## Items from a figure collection
*-*-*

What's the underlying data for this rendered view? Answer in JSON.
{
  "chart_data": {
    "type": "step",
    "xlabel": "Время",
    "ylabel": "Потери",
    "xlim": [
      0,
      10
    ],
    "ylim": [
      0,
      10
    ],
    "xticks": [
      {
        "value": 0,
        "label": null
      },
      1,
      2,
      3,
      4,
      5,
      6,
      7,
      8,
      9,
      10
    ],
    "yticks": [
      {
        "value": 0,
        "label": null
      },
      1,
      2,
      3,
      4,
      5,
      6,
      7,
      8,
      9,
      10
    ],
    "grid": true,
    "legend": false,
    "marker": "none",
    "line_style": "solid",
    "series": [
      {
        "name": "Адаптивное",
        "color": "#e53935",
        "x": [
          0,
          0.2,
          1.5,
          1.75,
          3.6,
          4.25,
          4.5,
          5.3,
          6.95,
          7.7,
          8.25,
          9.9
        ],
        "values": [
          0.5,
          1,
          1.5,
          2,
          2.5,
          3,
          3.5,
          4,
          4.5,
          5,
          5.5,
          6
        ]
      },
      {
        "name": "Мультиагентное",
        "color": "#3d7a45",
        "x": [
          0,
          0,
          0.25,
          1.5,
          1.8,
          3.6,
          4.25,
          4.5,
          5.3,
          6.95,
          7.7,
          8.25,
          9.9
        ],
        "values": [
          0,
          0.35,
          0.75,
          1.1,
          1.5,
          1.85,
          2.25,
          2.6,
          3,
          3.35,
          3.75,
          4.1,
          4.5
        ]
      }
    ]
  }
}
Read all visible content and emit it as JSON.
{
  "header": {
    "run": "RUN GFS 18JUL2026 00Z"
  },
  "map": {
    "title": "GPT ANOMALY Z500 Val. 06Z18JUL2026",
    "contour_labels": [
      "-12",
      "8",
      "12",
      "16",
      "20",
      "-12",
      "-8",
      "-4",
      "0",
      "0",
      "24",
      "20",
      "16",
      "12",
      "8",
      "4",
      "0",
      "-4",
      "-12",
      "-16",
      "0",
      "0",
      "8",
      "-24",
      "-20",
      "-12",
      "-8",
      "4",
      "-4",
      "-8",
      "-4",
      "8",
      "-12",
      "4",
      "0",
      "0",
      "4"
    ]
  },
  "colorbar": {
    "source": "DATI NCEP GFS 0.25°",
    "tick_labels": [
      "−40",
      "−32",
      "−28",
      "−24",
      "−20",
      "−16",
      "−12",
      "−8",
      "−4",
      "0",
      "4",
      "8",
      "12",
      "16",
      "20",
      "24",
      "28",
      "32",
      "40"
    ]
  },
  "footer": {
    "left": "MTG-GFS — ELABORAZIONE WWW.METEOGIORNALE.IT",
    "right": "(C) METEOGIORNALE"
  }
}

*-*-*

## The problem
Your task is to print all of the records exactly.

## Output
What's the underlying data for this rendered view? Answer in JSON.
{
  "chart_data": {
    "type": "step",
    "xlabel": "Время",
    "ylabel": "Потери",
    "xlim": [
      0,
      10
    ],
    "ylim": [
      0,
      10
    ],
    "xticks": [
      {
        "value": 0,
        "label": null
      },
      1,
      2,
      3,
      4,
      5,
      6,
      7,
      8,
      9,
      10
    ],
    "yticks": [
      {
        "value": 0,
        "label": null
      },
      1,
      2,
      3,
      4,
      5,
      6,
      7,
      8,
      9,
      10
    ],
    "grid": true,
    "legend": false,
    "marker": "none",
    "line_style": "solid",
    "series": [
      {
        "name": "Адаптивное",
        "color": "#e53935",
        "x": [
          0,
          0.2,
          1.5,
          1.75,
          3.6,
          4.25,
          4.5,
          5.3,
          6.95,
          7.7,
          8.25,
          9.9
        ],
        "values": [
          0.5,
          1,
          1.5,
          2,
          2.5,
          3,
          3.5,
          4,
          4.5,
          5,
          5.5,
          6
        ]
      },
      {
        "name": "Мультиагентное",
        "color": "#3d7a45",
        "x": [
          0,
          0,
          0.25,
          1.5,
          1.8,
          3.6,
          4.25,
          4.5,
          5.3,
          6.95,
          7.7,
          8.25,
          9.9
        ],
        "values": [
          0,
          0.35,
          0.75,
          1.1,
          1.5,
          1.85,
          2.25,
          2.6,
          3,
          3.35,
          3.75,
          4.1,
          4.5
        ]
      }
    ]
  }
}
Read all visible content and emit it as JSON.
{
  "header": {
    "run": "RUN GFS 18JUL2026 00Z"
  },
  "map": {
    "title": "GPT ANOMALY Z500 Val. 06Z18JUL2026",
    "contour_labels": [
      "-12",
      "8",
      "12",
      "16",
      "20",
      "-12",
      "-8",
      "-4",
      "0",
      "0",
      "24",
      "20",
      "16",
      "12",
      "8",
      "4",
      "0",
      "-4",
      "-12",
      "-16",
      "0",
      "0",
      "8",
      "-24",
      "-20",
      "-12",
      "-8",
      "4",
      "-4",
      "-8",
      "-4",
      "8",
      "-12",
      "4",
      "0",
      "0",
      "4"
    ]
  },
  "colorbar": {
    "source": "DATI NCEP GFS 0.25°",
    "tick_labels": [
      "−40",
      "−32",
      "−28",
      "−24",
      "−20",
      "−16",
      "−12",
      "−8",
      "−4",
      "0",
      "4",
      "8",
      "12",
      "16",
      "20",
      "24",
      "28",
      "32",
      "40"
    ]
  },
  "footer": {
    "left": "MTG-GFS — ELABORAZIONE WWW.METEOGIORNALE.IT",
    "right": "(C) METEOGIORNALE"
  }
}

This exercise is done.